**Records to process:**
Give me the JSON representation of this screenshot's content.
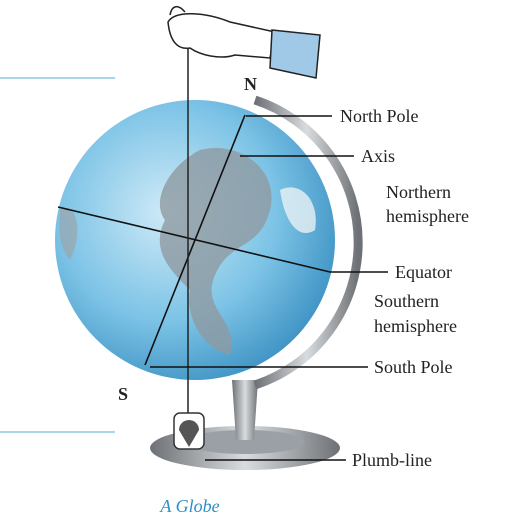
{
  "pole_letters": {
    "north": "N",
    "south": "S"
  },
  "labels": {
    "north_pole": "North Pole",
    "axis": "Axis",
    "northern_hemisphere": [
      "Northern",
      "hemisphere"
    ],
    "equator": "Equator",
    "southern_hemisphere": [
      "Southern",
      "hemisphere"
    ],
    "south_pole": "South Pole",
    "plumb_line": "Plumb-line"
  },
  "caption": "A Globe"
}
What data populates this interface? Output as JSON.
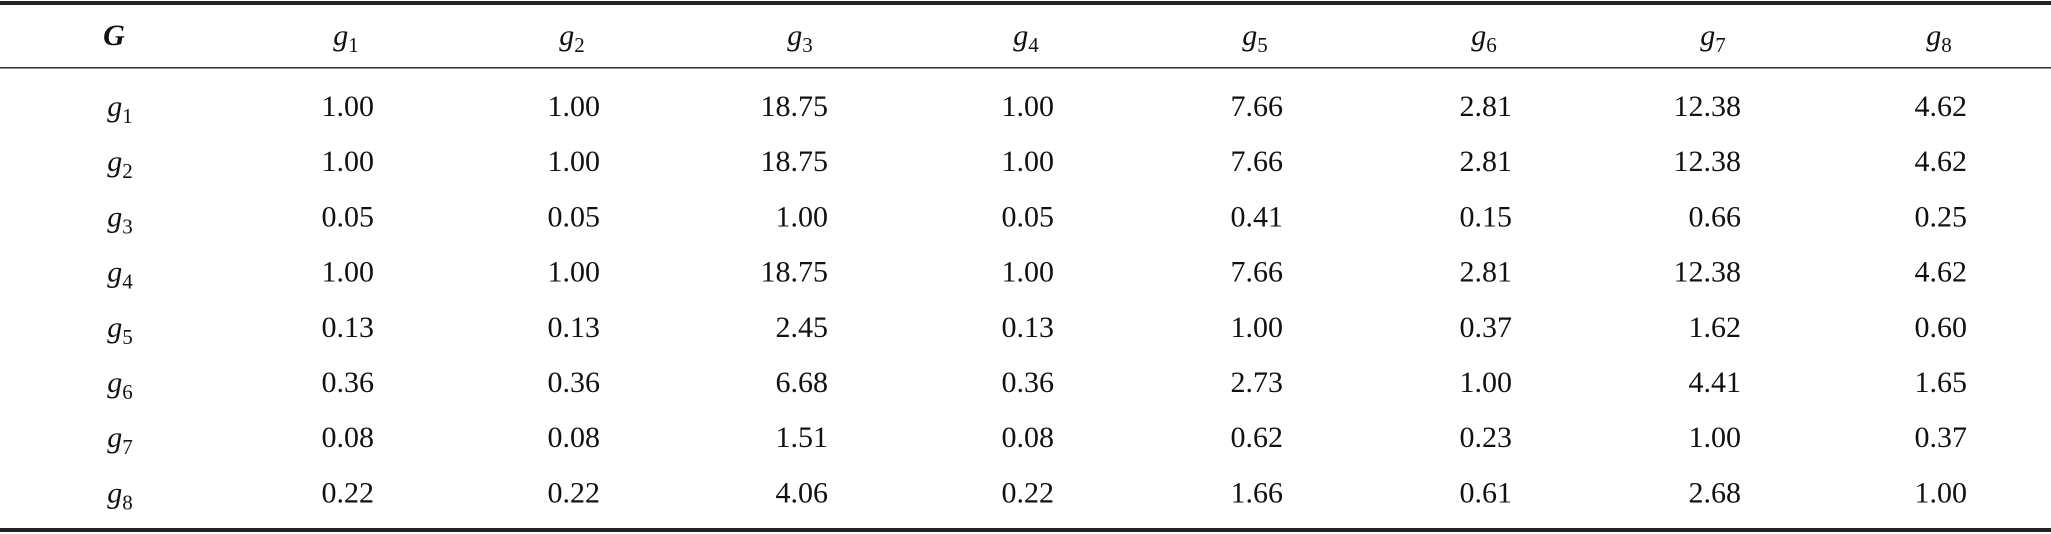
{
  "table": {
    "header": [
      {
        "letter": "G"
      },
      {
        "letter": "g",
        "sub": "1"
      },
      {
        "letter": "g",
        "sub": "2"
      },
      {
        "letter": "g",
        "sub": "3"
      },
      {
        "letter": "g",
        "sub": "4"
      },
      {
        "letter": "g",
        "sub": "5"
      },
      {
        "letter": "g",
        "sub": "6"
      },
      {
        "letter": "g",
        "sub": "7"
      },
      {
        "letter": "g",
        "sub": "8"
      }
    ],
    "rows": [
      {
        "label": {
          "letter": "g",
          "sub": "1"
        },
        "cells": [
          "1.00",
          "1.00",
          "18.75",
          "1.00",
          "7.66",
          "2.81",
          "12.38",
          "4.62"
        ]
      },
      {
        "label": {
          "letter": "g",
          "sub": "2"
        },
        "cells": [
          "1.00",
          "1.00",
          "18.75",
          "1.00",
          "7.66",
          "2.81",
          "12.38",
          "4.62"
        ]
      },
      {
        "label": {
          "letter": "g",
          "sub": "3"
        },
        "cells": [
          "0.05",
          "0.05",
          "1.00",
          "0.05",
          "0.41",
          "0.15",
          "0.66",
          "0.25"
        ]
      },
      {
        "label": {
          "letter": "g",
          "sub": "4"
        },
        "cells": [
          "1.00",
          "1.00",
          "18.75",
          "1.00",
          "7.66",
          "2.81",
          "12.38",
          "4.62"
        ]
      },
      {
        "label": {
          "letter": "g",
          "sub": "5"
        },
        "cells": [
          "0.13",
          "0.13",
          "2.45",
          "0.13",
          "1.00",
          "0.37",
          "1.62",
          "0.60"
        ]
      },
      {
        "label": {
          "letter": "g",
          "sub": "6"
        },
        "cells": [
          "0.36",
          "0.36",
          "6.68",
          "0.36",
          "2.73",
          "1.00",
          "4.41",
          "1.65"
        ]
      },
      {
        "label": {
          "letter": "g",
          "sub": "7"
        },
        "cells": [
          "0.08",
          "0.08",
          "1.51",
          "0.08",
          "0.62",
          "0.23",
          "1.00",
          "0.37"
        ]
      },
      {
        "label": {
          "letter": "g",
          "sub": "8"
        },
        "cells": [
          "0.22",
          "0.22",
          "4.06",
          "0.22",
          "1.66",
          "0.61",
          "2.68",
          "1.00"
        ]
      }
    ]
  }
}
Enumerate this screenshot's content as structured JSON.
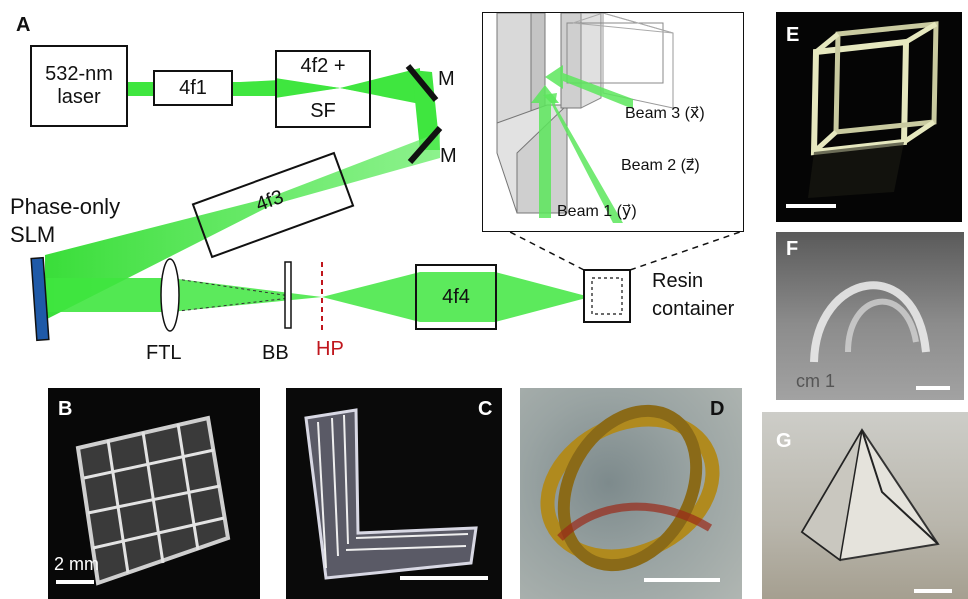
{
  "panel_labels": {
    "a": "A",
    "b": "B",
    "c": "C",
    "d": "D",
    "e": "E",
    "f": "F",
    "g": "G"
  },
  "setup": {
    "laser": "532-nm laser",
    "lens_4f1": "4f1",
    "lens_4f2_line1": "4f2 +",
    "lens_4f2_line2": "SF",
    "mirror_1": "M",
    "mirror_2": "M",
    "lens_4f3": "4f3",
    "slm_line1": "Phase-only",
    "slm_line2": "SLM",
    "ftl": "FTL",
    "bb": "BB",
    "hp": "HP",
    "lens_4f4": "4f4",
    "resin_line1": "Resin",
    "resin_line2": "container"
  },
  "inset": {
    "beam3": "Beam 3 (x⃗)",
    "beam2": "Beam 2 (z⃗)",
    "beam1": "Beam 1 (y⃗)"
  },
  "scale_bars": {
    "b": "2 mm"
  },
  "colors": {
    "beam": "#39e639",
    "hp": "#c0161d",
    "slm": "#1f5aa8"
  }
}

**Given task:** Copy the material shown above in full and exactly. Skip the pictures.

**Final result:**
Give me the JSON representation of this screenshot's content.
{
  "pole_letters": {
    "north": "N",
    "south": "S"
  },
  "labels": {
    "north_pole": "North Pole",
    "axis": "Axis",
    "northern_hemisphere": [
      "Northern",
      "hemisphere"
    ],
    "equator": "Equator",
    "southern_hemisphere": [
      "Southern",
      "hemisphere"
    ],
    "south_pole": "South Pole",
    "plumb_line": "Plumb-line"
  },
  "caption": "A Globe"
}
What data populates this interface? Output as JSON.
{
  "table": {
    "header": [
      {
        "letter": "G"
      },
      {
        "letter": "g",
        "sub": "1"
      },
      {
        "letter": "g",
        "sub": "2"
      },
      {
        "letter": "g",
        "sub": "3"
      },
      {
        "letter": "g",
        "sub": "4"
      },
      {
        "letter": "g",
        "sub": "5"
      },
      {
        "letter": "g",
        "sub": "6"
      },
      {
        "letter": "g",
        "sub": "7"
      },
      {
        "letter": "g",
        "sub": "8"
      }
    ],
    "rows": [
      {
        "label": {
          "letter": "g",
          "sub": "1"
        },
        "cells": [
          "1.00",
          "1.00",
          "18.75",
          "1.00",
          "7.66",
          "2.81",
          "12.38",
          "4.62"
        ]
      },
      {
        "label": {
          "letter": "g",
          "sub": "2"
        },
        "cells": [
          "1.00",
          "1.00",
          "18.75",
          "1.00",
          "7.66",
          "2.81",
          "12.38",
          "4.62"
        ]
      },
      {
        "label": {
          "letter": "g",
          "sub": "3"
        },
        "cells": [
          "0.05",
          "0.05",
          "1.00",
          "0.05",
          "0.41",
          "0.15",
          "0.66",
          "0.25"
        ]
      },
      {
        "label": {
          "letter": "g",
          "sub": "4"
        },
        "cells": [
          "1.00",
          "1.00",
          "18.75",
          "1.00",
          "7.66",
          "2.81",
          "12.38",
          "4.62"
        ]
      },
      {
        "label": {
          "letter": "g",
          "sub": "5"
        },
        "cells": [
          "0.13",
          "0.13",
          "2.45",
          "0.13",
          "1.00",
          "0.37",
          "1.62",
          "0.60"
        ]
      },
      {
        "label": {
          "letter": "g",
          "sub": "6"
        },
        "cells": [
          "0.36",
          "0.36",
          "6.68",
          "0.36",
          "2.73",
          "1.00",
          "4.41",
          "1.65"
        ]
      },
      {
        "label": {
          "letter": "g",
          "sub": "7"
        },
        "cells": [
          "0.08",
          "0.08",
          "1.51",
          "0.08",
          "0.62",
          "0.23",
          "1.00",
          "0.37"
        ]
      },
      {
        "label": {
          "letter": "g",
          "sub": "8"
        },
        "cells": [
          "0.22",
          "0.22",
          "4.06",
          "0.22",
          "1.66",
          "0.61",
          "2.68",
          "1.00"
        ]
      }
    ]
  }
}
Enumerate this screenshot's content as structured JSON.
{
  "panel_labels": {
    "a": "A",
    "b": "B",
    "c": "C",
    "d": "D",
    "e": "E",
    "f": "F",
    "g": "G"
  },
  "setup": {
    "laser": "532-nm laser",
    "lens_4f1": "4f1",
    "lens_4f2_line1": "4f2 +",
    "lens_4f2_line2": "SF",
    "mirror_1": "M",
    "mirror_2": "M",
    "lens_4f3": "4f3",
    "slm_line1": "Phase-only",
    "slm_line2": "SLM",
    "ftl": "FTL",
    "bb": "BB",
    "hp": "HP",
    "lens_4f4": "4f4",
    "resin_line1": "Resin",
    "resin_line2": "container"
  },
  "inset": {
    "beam3": "Beam 3 (x⃗)",
    "beam2": "Beam 2 (z⃗)",
    "beam1": "Beam 1 (y⃗)"
  },
  "scale_bars": {
    "b": "2 mm"
  },
  "colors": {
    "beam": "#39e639",
    "hp": "#c0161d",
    "slm": "#1f5aa8"
  }
}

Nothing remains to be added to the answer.